** BEGIN Material supplied **
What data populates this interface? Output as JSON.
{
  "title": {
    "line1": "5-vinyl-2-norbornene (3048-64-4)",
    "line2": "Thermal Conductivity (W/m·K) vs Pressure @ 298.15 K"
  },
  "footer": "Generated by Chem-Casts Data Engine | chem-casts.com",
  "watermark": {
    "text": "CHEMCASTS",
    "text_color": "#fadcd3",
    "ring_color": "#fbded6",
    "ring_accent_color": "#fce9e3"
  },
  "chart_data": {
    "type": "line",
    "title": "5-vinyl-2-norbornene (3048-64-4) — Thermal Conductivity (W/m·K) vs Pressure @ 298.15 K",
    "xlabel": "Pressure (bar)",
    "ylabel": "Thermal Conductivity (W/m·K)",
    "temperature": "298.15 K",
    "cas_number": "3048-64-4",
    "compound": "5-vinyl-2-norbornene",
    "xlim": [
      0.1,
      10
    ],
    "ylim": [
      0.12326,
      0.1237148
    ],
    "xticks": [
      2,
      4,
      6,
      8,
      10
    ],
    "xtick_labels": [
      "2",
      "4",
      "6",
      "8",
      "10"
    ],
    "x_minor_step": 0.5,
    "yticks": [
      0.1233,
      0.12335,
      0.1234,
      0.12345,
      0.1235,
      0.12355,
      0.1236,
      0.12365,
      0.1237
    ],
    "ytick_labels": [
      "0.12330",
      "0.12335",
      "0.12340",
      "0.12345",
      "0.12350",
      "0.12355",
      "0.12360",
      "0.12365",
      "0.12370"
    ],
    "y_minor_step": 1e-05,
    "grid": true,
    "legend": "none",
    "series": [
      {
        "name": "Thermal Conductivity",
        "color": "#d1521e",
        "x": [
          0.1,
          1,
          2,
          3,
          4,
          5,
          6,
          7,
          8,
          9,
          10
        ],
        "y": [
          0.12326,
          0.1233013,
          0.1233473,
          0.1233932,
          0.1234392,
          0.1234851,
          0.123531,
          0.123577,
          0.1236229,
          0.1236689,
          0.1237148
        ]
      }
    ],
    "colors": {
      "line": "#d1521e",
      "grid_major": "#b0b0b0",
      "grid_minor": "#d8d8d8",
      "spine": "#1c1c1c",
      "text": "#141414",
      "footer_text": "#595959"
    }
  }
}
** END Material supplied **
** BEGIN Material supplied **
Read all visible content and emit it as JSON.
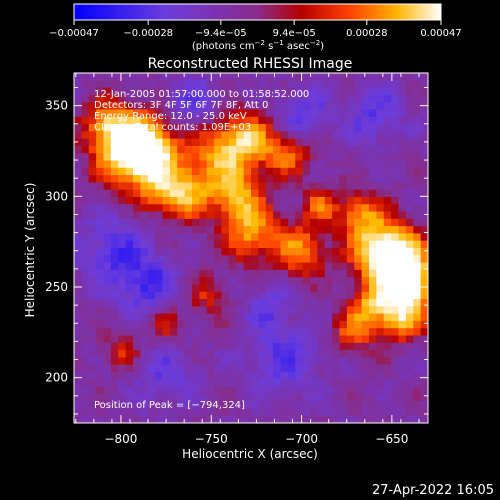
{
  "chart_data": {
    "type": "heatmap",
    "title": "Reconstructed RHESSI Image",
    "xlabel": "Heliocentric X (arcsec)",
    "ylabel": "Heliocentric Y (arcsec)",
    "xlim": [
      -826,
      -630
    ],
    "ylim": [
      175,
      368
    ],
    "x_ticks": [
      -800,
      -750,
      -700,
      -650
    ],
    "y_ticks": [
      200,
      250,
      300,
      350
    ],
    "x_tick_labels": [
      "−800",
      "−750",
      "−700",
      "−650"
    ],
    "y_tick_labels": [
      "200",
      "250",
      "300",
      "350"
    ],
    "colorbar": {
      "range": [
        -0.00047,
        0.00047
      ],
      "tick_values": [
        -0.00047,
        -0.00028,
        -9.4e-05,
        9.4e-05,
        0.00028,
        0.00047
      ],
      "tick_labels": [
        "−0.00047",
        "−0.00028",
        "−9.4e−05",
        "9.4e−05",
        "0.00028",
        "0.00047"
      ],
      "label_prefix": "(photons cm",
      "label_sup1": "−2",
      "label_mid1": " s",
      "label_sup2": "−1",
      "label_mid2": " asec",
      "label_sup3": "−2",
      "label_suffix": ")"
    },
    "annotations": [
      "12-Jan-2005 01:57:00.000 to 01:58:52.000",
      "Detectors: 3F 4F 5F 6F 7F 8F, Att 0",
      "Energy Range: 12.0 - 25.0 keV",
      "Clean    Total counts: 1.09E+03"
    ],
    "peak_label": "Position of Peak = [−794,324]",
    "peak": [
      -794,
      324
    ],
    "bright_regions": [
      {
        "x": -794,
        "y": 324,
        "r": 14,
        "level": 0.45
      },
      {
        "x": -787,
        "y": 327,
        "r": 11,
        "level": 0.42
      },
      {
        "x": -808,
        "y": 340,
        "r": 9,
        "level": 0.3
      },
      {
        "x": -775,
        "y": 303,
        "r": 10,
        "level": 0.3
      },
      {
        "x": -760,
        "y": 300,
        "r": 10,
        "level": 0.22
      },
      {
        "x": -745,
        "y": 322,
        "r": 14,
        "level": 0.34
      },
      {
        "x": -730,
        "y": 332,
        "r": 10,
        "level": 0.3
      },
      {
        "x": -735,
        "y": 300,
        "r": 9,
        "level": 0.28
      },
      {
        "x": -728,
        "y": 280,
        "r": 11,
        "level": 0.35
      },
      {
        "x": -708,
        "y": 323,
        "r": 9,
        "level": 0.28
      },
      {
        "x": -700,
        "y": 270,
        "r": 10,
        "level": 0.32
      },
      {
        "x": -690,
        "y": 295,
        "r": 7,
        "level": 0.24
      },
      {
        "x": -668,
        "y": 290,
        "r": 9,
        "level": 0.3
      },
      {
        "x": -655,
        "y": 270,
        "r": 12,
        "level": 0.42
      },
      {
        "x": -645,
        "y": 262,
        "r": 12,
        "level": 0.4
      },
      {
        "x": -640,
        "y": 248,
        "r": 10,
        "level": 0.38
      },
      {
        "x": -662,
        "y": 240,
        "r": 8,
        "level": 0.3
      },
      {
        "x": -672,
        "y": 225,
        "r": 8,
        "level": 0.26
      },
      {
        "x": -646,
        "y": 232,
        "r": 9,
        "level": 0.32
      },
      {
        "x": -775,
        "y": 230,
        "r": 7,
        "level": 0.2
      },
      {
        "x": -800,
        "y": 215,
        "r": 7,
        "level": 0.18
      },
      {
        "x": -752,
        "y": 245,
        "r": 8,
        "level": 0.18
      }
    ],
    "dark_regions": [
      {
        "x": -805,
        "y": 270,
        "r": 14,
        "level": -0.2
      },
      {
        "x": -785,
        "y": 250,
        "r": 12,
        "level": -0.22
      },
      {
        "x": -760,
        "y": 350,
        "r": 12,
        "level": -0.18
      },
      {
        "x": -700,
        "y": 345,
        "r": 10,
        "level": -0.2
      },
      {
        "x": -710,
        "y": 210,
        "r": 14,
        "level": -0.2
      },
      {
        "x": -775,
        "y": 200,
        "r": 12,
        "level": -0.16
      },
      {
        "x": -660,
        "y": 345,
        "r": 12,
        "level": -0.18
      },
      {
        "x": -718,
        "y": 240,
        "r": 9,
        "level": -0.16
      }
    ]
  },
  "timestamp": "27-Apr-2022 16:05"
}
** END Material supplied **
* [Instruction]: Copy out every line from the data above that has "vinyl" in it.

* [Reply to the task]:
    "line1": "5-vinyl-2-norbornene (3048-64-4)",
    "title": "5-vinyl-2-norbornene (3048-64-4) — Thermal Conductivity (W/m·K) vs Pressure @ 298.15 K",
    "compound": "5-vinyl-2-norbornene",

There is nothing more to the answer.